* _Task requirements_
Work through the data and report how many lines include the string "type", giving the number alone.

########

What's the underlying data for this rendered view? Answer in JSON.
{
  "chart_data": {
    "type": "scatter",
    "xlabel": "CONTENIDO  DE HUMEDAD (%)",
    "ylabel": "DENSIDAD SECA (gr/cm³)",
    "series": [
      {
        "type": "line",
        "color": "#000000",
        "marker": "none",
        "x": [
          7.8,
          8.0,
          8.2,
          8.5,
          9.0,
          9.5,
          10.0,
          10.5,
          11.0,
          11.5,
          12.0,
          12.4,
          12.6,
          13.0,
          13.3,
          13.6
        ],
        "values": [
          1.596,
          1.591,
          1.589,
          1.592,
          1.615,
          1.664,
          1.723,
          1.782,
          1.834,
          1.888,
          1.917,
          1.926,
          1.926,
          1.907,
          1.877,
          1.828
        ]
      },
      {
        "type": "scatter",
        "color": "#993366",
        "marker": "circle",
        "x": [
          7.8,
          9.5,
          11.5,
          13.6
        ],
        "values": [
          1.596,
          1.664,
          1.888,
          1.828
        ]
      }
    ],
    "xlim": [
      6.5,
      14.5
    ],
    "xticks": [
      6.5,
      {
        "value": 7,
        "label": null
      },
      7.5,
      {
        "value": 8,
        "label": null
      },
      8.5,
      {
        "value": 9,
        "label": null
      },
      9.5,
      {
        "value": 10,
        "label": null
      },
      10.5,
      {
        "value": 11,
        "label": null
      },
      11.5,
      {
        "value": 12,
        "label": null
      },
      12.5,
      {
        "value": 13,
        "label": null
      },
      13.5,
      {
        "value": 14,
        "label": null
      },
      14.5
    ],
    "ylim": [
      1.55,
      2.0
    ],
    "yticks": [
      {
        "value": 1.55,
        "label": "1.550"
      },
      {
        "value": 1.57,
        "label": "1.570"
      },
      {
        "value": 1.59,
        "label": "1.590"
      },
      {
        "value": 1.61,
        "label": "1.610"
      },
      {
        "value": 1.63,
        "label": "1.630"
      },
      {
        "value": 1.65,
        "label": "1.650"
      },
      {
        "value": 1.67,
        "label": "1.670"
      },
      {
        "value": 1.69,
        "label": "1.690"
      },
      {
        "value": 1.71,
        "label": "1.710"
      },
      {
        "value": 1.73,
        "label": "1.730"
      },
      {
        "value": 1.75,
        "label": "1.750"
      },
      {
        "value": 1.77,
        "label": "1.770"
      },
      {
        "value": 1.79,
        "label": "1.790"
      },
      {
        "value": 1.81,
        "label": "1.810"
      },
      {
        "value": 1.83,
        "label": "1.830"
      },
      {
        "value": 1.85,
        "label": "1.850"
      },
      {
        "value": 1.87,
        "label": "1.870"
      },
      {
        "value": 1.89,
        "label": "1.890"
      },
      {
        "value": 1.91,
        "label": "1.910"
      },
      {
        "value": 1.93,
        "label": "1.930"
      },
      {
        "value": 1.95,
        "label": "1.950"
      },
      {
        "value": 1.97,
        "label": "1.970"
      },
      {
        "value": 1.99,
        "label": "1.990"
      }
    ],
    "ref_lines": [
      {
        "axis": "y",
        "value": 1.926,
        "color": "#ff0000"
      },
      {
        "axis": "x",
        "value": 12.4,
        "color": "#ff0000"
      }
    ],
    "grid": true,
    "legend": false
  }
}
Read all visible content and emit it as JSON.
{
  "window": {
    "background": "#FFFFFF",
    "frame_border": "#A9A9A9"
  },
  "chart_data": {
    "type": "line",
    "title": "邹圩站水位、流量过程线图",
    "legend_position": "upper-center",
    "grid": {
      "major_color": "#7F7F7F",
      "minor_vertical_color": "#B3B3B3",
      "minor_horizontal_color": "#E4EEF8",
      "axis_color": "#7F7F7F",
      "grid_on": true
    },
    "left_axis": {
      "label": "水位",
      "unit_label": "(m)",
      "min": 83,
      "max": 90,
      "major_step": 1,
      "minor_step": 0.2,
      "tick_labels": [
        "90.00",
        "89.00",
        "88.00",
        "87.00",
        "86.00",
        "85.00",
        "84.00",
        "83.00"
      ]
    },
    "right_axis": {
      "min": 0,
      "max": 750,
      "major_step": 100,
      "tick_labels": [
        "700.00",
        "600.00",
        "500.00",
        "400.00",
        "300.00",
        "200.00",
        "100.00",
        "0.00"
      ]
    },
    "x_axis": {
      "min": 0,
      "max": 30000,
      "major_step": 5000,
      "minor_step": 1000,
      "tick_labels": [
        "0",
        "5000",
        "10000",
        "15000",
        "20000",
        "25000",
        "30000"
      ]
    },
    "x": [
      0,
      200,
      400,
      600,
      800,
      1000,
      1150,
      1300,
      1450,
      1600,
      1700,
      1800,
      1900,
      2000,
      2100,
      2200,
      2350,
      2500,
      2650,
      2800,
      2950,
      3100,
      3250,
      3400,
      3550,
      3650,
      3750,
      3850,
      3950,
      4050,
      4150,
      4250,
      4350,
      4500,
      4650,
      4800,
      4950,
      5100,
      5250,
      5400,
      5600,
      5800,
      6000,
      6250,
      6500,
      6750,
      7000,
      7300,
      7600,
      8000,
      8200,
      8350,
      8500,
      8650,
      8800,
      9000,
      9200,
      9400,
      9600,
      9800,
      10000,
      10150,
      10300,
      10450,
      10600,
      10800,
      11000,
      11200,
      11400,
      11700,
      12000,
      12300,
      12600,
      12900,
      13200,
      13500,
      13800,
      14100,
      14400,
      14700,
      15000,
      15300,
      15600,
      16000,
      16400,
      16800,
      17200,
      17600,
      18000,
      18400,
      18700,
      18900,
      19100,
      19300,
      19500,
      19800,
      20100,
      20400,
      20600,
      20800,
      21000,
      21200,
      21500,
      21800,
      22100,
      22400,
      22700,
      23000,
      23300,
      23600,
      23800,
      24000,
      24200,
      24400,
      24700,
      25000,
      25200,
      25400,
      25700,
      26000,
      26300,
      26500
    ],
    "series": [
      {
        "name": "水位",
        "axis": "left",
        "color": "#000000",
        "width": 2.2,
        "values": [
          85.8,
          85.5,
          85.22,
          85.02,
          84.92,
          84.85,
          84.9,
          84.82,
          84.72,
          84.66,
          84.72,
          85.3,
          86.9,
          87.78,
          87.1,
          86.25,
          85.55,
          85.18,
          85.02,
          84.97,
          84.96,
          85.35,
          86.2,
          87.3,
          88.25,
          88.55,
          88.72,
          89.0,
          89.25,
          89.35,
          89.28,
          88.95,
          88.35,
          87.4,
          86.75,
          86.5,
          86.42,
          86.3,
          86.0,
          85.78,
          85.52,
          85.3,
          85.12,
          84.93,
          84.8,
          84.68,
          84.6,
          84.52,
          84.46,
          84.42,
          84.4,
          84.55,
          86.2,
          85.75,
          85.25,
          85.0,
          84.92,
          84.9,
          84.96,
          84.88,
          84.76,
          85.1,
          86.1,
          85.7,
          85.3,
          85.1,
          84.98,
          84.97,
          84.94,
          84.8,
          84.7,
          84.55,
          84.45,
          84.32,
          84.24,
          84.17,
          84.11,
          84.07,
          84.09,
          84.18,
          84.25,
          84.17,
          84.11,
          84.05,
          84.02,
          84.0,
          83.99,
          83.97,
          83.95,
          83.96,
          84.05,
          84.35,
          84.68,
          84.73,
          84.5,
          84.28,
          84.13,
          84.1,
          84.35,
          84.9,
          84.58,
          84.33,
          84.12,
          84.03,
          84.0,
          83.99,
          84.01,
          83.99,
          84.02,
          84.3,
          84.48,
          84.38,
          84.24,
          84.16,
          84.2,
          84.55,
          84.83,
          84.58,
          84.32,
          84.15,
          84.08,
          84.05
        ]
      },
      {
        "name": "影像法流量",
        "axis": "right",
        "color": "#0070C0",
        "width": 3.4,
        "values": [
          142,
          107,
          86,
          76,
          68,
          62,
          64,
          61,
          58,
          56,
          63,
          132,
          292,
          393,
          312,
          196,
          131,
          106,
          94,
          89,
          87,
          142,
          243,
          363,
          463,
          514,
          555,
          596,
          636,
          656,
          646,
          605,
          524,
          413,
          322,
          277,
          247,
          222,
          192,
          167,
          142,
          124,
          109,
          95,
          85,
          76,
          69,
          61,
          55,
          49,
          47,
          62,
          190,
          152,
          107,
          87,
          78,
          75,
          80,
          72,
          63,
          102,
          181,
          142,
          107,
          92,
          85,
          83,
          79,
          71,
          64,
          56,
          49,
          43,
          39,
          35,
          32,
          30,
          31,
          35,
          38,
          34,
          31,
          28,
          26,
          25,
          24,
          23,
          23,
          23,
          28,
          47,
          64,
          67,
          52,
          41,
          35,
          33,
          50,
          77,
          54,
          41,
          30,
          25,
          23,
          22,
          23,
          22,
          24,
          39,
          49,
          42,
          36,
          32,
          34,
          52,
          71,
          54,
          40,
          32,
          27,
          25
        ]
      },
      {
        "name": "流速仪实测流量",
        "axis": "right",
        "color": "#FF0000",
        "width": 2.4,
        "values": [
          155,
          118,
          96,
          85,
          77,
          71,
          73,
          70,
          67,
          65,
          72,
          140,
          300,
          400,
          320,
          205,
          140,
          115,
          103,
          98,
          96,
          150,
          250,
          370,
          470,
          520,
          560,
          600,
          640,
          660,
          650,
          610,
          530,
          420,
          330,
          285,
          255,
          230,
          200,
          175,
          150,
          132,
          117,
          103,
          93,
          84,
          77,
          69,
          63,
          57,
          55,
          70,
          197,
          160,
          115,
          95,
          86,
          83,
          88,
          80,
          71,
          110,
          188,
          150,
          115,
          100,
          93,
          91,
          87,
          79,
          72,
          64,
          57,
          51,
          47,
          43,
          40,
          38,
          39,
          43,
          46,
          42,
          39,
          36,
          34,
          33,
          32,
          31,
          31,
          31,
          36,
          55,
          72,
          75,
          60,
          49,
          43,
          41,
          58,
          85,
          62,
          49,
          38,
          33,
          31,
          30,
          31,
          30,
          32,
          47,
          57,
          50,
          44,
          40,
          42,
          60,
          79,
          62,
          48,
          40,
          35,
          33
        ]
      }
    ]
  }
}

########

* _Expected answer_
4